[Figure data in JSON]
---*---

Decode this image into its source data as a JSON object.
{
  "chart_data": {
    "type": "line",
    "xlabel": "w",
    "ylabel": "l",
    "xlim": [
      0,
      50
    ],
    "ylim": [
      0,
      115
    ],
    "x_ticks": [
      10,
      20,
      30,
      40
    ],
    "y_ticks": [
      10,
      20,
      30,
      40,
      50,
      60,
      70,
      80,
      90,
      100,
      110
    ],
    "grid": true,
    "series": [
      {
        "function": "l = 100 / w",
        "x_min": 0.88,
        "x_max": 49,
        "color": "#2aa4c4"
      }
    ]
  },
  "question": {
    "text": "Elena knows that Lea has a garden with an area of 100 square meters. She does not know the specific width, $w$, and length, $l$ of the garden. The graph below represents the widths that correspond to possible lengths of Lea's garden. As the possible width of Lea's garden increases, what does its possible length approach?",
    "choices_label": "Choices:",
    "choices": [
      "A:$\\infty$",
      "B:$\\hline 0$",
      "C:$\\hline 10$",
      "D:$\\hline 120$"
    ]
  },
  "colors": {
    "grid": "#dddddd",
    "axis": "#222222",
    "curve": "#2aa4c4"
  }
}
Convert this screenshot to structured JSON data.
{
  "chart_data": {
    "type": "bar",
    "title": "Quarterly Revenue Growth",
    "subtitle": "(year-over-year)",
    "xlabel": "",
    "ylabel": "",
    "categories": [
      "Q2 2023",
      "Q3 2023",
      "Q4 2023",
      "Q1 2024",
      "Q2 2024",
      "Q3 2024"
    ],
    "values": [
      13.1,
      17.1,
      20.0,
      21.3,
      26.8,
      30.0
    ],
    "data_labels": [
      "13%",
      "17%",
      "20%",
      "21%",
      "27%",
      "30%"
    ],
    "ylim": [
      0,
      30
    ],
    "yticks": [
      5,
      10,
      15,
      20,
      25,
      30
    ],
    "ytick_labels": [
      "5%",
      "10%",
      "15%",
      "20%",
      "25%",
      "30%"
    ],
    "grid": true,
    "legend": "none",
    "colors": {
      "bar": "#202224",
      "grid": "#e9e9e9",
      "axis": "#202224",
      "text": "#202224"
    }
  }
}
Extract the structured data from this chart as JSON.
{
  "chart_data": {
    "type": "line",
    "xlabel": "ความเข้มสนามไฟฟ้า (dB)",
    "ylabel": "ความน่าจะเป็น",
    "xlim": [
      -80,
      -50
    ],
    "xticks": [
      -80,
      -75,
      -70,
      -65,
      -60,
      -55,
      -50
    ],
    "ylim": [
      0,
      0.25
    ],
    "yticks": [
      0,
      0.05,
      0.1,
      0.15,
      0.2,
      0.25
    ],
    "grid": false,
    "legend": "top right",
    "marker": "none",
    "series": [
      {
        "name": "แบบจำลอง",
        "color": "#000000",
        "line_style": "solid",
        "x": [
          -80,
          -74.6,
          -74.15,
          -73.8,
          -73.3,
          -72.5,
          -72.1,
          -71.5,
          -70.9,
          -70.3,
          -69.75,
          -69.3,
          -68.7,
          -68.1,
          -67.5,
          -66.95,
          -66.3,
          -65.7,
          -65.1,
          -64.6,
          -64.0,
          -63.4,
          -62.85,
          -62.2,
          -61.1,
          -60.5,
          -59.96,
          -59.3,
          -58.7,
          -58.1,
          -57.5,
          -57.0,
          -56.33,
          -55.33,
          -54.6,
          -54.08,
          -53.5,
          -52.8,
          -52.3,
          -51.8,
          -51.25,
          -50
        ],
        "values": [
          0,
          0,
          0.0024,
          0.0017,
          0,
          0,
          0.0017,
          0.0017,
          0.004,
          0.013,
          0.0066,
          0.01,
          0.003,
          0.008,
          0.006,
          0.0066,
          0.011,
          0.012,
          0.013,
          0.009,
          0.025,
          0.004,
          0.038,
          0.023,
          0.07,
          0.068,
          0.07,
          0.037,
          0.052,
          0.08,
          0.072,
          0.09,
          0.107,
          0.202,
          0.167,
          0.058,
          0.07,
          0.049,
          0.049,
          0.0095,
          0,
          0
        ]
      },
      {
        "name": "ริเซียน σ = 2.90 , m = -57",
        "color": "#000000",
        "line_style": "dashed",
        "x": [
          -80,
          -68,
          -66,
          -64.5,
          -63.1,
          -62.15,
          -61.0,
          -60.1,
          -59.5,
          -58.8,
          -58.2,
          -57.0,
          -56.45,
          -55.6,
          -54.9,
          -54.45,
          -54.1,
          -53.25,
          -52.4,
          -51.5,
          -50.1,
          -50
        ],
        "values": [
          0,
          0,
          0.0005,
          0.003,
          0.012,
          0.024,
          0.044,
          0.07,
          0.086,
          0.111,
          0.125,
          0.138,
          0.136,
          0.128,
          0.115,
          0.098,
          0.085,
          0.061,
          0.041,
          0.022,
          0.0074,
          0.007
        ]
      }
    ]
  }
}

---*---

Go through the material above and count the lines that contain "grid"; give that number alone.

## Task result
5